-- Start of DATASET ROWS --
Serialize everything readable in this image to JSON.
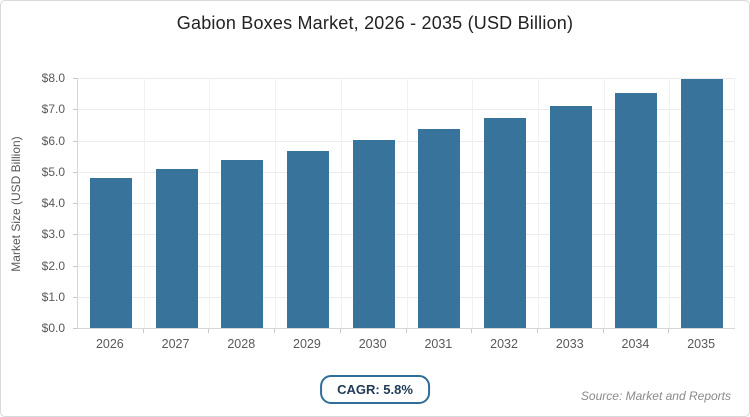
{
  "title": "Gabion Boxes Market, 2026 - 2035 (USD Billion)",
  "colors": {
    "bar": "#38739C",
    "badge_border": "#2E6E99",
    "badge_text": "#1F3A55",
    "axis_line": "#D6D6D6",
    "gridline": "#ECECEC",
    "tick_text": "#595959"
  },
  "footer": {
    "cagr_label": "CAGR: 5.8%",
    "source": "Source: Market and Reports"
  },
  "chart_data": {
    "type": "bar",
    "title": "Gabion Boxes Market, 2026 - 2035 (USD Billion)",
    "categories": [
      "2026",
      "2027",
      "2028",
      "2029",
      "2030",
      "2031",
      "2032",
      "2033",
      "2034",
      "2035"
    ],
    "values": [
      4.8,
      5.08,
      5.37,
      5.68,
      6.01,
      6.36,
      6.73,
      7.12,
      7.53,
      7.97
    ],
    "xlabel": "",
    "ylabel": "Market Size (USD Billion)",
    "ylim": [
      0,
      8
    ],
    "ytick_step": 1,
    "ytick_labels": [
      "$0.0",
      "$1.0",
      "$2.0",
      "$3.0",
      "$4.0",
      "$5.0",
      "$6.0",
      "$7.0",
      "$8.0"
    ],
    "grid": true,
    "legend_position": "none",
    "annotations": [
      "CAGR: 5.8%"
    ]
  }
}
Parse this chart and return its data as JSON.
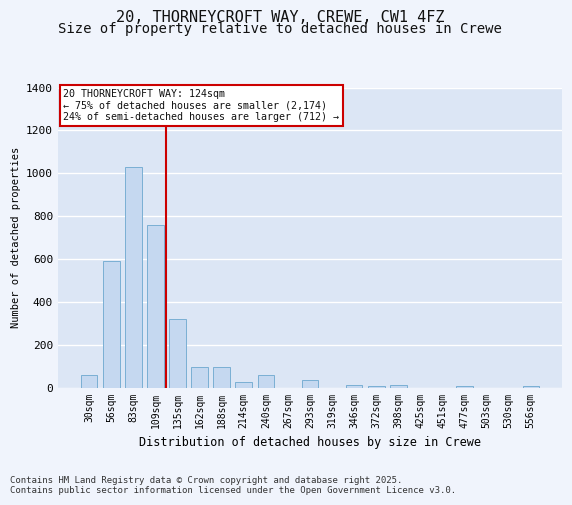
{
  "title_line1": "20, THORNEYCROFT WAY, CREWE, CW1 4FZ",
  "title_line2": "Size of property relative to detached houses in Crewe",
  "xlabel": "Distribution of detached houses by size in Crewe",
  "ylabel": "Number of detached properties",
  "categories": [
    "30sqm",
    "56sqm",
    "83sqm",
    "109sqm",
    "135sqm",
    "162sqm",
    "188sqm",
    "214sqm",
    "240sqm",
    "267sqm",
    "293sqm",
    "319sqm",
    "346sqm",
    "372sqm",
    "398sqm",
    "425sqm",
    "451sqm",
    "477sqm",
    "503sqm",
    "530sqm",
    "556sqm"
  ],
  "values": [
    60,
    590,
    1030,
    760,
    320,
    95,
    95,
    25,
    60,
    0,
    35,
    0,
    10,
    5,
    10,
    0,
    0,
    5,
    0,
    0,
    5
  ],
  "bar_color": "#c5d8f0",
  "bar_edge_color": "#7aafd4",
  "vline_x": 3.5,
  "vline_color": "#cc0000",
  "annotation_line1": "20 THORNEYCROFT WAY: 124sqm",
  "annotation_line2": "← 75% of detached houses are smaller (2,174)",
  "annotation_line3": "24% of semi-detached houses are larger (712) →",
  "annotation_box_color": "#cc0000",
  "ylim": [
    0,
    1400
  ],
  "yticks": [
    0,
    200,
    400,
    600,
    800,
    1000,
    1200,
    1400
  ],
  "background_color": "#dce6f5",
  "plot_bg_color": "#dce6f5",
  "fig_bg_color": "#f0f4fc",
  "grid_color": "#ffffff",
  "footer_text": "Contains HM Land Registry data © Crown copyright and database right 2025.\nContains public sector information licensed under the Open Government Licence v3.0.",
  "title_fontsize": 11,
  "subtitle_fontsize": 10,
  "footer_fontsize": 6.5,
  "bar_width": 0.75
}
-- End of DATASET ROWS --
-- Start of DATASET ROWS --
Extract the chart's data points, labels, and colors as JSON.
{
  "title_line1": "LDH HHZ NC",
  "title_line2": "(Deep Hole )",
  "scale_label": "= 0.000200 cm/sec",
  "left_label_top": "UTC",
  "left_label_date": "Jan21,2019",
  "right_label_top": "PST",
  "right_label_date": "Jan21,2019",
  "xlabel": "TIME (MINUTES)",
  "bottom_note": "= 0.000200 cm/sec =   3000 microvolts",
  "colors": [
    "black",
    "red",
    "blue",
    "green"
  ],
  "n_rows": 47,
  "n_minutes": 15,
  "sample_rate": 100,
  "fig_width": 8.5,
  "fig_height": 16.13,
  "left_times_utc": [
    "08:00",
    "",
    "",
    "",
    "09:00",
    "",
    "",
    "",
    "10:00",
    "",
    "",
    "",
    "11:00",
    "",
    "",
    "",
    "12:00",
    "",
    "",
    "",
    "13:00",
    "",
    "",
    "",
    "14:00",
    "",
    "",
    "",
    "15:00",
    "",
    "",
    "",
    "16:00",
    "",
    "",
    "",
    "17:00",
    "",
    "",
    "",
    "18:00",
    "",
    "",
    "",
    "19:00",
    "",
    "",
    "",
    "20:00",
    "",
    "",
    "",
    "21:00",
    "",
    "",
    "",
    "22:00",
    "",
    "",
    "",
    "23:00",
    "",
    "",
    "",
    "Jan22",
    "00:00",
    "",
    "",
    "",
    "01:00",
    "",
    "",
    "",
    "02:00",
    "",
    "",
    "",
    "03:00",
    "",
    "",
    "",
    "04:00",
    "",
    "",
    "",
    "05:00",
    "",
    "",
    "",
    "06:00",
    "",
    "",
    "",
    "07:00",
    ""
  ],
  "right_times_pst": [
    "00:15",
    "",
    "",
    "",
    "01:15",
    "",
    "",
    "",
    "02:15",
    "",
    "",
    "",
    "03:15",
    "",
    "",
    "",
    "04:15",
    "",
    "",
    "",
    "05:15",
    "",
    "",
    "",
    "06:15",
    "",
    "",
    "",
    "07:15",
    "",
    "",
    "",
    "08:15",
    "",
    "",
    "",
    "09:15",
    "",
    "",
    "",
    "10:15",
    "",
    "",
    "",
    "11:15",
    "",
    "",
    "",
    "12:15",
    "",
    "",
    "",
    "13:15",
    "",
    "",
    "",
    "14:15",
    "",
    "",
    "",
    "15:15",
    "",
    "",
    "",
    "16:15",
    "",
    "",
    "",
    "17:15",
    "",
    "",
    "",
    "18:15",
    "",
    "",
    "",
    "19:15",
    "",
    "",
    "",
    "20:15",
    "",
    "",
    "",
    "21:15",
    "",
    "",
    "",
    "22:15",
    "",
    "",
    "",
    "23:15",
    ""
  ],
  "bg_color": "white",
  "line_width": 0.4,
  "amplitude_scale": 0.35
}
-- End of DATASET ROWS --
-- Start of DATASET ROWS --
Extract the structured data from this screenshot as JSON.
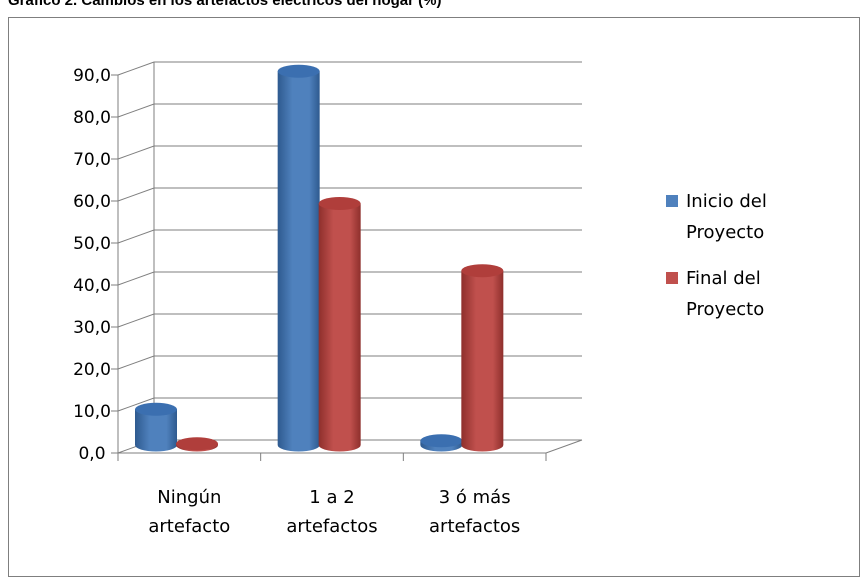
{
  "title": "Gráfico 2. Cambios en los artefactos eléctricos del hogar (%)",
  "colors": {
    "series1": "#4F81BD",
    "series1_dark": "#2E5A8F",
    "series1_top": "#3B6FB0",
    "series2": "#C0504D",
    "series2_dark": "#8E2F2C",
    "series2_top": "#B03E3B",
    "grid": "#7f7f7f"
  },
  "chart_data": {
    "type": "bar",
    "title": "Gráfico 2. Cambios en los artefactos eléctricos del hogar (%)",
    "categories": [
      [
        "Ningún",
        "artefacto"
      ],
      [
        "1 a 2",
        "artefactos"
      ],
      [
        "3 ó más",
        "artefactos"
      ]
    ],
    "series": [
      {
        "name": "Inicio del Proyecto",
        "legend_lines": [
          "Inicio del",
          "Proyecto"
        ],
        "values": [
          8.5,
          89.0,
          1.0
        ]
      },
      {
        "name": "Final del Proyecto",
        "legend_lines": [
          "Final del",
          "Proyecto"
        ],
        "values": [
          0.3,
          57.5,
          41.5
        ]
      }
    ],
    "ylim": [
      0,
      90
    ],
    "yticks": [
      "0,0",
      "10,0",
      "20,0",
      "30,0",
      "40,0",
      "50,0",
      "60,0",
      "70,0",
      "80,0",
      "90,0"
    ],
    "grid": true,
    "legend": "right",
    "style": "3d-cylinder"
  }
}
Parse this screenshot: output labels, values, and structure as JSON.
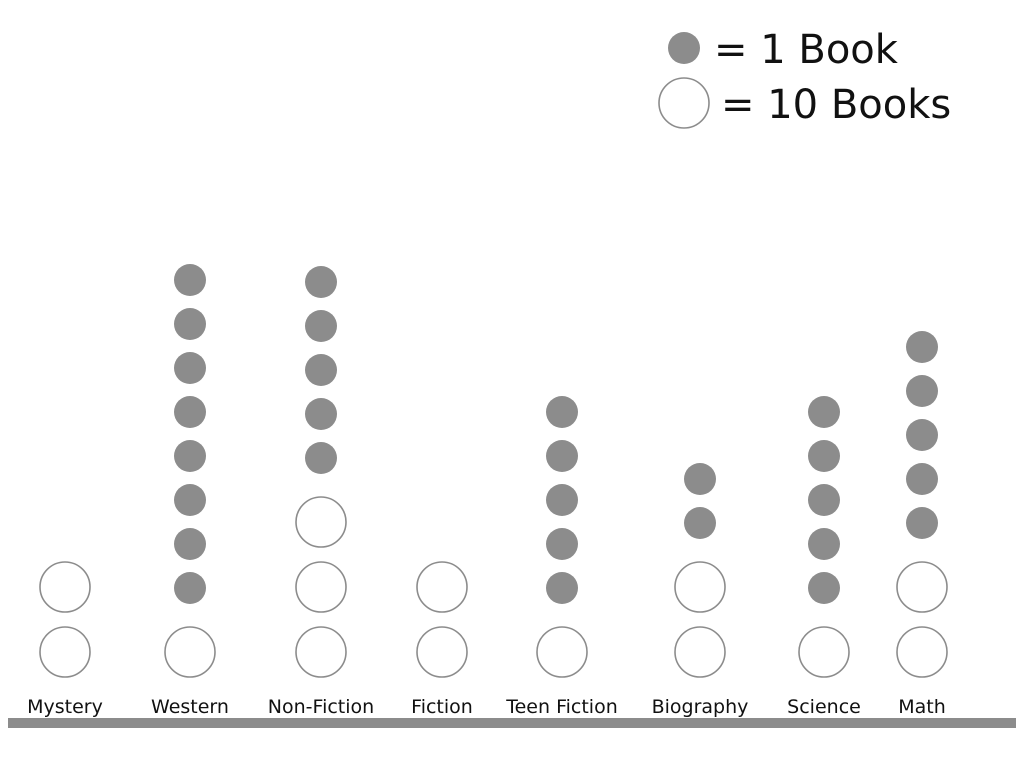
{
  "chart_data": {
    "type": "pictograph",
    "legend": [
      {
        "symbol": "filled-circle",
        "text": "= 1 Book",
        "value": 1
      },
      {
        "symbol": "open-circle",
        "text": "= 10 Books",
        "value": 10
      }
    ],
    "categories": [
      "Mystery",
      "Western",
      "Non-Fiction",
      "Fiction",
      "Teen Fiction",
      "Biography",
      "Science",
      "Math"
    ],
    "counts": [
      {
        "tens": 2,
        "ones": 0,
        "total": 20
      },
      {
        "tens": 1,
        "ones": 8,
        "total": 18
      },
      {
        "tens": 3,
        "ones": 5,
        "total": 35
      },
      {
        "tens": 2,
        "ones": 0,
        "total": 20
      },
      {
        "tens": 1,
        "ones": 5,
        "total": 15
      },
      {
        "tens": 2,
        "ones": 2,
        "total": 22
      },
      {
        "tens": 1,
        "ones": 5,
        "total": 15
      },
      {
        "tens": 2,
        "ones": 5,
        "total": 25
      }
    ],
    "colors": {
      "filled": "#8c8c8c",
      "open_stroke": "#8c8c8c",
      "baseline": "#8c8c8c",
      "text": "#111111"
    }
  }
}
-- End of DATASET ROWS --
INSTRUCTION: Look over the listing. Pull out every line with the string "Gráfico" in it.

SOLUTION FOR THIS EXERCISE:
  "title": "Gráfico 2. Cambios en los artefactos eléctricos del hogar (%)",
    "title": "Gráfico 2. Cambios en los artefactos eléctricos del hogar (%)",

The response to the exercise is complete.